Position Overview
The Data Engineering Lead is responsible for designing and implementing modern, scalable data architectures to support migration of legacy, file-based analytical systems to AWS Cloud Native environments.
This role leads the transformation of legacy SAS-based data storage models—including flat files, batch outputs, and subsystem-specific data artifacts—into structured, governed, and scalable data models optimized for cloud-native processing.
The Data Engineering Lead will ensure data integrity, performance, and visibility across a system-of-systems modernization initiative, while providing technical leadership for data modeling, ingestion patterns, validation frameworks, and transparency reporting.
Expert-level proficiency in Python and strong experience designing AWS-based data architectures are required.
Key Responsibilities
Legacy Data Discovery & Data Model Transformation
- Participate in structured system inventory efforts to document:
- Legacy file-based storage structures
- SAS dataset dependencies
- Subsystem data flows
- Manual gating and handoff processes
- Analyze legacy storage models and design target-state data models aligned to AWS Cloud Native architecture.
*-*-*
▸ **TASKS**
1. Copy the job posting, starting with "Key Responsibilities" and going on through "Cloud Native architecture.", with "handoff" swapped for "handover".
2. In the job posting, why does the Data Engineering Lead design modern, scalable data architectures?
The rows that follow are separate material and are not part of the job posting.

▸ **EXTRACTED ENTRIES**
*-*-*
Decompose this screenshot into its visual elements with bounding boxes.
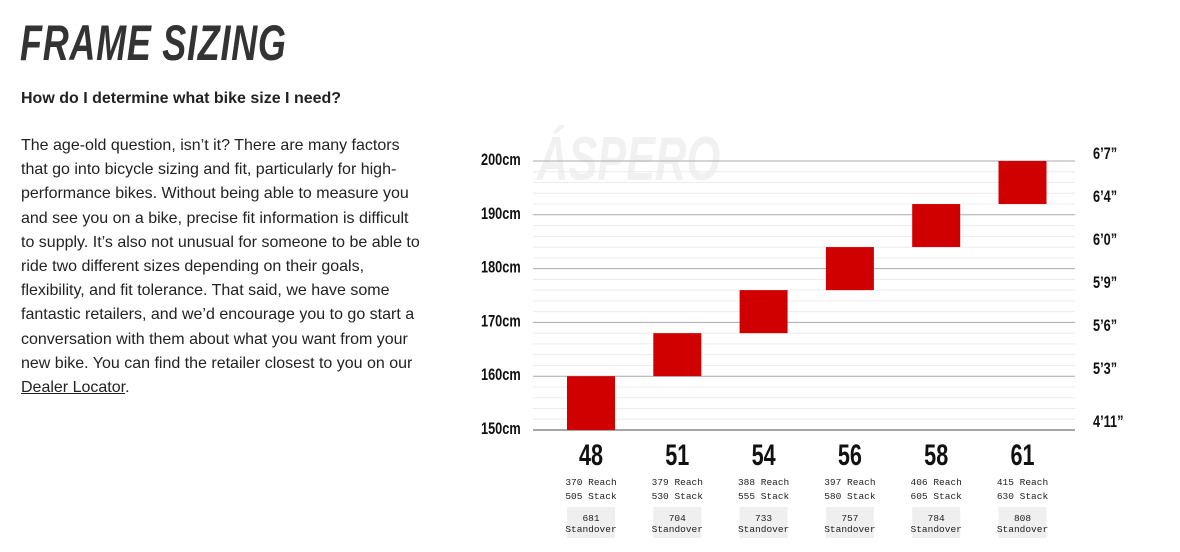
y-tick-label: 160cm — [481, 365, 521, 384]
y-tick-label: 190cm — [481, 204, 521, 223]
reach-label: 379 Reach — [652, 477, 703, 488]
standover-box — [567, 507, 615, 538]
stack-label: 530 Stack — [652, 491, 704, 502]
size-bar-54 — [739, 290, 788, 334]
stack-label: 630 Stack — [997, 491, 1049, 502]
body-text: The age-old question, isn’t it? There ar… — [21, 134, 421, 400]
y-right-tick-label: 5’9” — [1093, 273, 1117, 292]
standover-label: Standover — [652, 524, 703, 535]
stack-label: 505 Stack — [565, 491, 617, 502]
size-label: 56 — [838, 437, 862, 471]
standover-box — [912, 507, 961, 538]
y-right-tick-label: 6’4” — [1093, 187, 1117, 206]
reach-label: 406 Reach — [911, 477, 962, 488]
standover-box — [825, 507, 874, 538]
page-title: FRAME SIZING — [20, 15, 287, 71]
size-label: 58 — [924, 437, 948, 471]
y-right-tick-label: 6’7” — [1093, 144, 1117, 163]
standover-box — [653, 507, 702, 538]
y-right-tick-label: 5’6” — [1093, 316, 1117, 335]
size-bar-56 — [825, 247, 874, 291]
reach-label: 370 Reach — [565, 477, 616, 488]
standover-value: 681 — [582, 513, 599, 524]
size-bar-48 — [567, 376, 615, 430]
standover-label: Standover — [911, 524, 962, 535]
y-right-tick-label: 4’11” — [1093, 412, 1123, 431]
y-right-tick-label: 5’3” — [1093, 359, 1117, 378]
size-label: 51 — [665, 437, 689, 471]
standover-label: Standover — [738, 524, 789, 535]
y-right-tick-label: 6’0” — [1093, 230, 1117, 249]
size-label: 48 — [579, 437, 603, 471]
standover-box — [739, 507, 788, 538]
standover-label: Standover — [824, 524, 875, 535]
stack-label: 580 Stack — [824, 491, 876, 502]
reach-label: 397 Reach — [824, 477, 875, 488]
body-end: . — [125, 379, 130, 397]
stack-label: 555 Stack — [738, 491, 790, 502]
standover-label: Standover — [565, 524, 616, 535]
y-tick-label: 170cm — [481, 312, 521, 331]
standover-value: 784 — [928, 513, 945, 524]
body-paragraph: The age-old question, isn’t it? There ar… — [21, 137, 420, 372]
watermark: ÁSPERO — [535, 124, 720, 194]
standover-label: Standover — [997, 524, 1048, 535]
standover-value: 808 — [1014, 513, 1031, 524]
y-tick-label: 200cm — [481, 150, 521, 169]
y-tick-label: 180cm — [481, 258, 521, 277]
y-tick-label: 150cm — [481, 419, 521, 438]
standover-value: 757 — [841, 513, 858, 524]
dealer-locator-link[interactable]: Dealer Locator — [21, 379, 126, 397]
faq-question: How do I determine what bike size I need… — [21, 90, 342, 107]
size-bar-61 — [998, 161, 1047, 205]
size-label: 61 — [1010, 437, 1034, 471]
reach-label: 415 Reach — [997, 477, 1048, 488]
reach-label: 388 Reach — [738, 477, 789, 488]
size-label: 54 — [752, 437, 776, 471]
standover-box — [998, 507, 1047, 538]
stack-label: 605 Stack — [911, 491, 963, 502]
standover-value: 704 — [669, 513, 686, 524]
size-bar-58 — [912, 204, 961, 248]
standover-value: 733 — [755, 513, 772, 524]
size-bar-51 — [653, 333, 702, 377]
*-*-*
▸ **SOLUTION LIST**
1.
Key Responsibilities
Legacy Data Discovery & Data Model Transformation
- Participate in structured system inventory efforts to document:
- Legacy file-based storage structures
- SAS dataset dependencies
- Subsystem data flows
- Manual gating and handover processes
- Analyze legacy storage models and design target-state data models aligned to AWS Cloud Native architecture.

2. The architectures support the move of legacy, file-based analytical systems to AWS Cloud Native environments.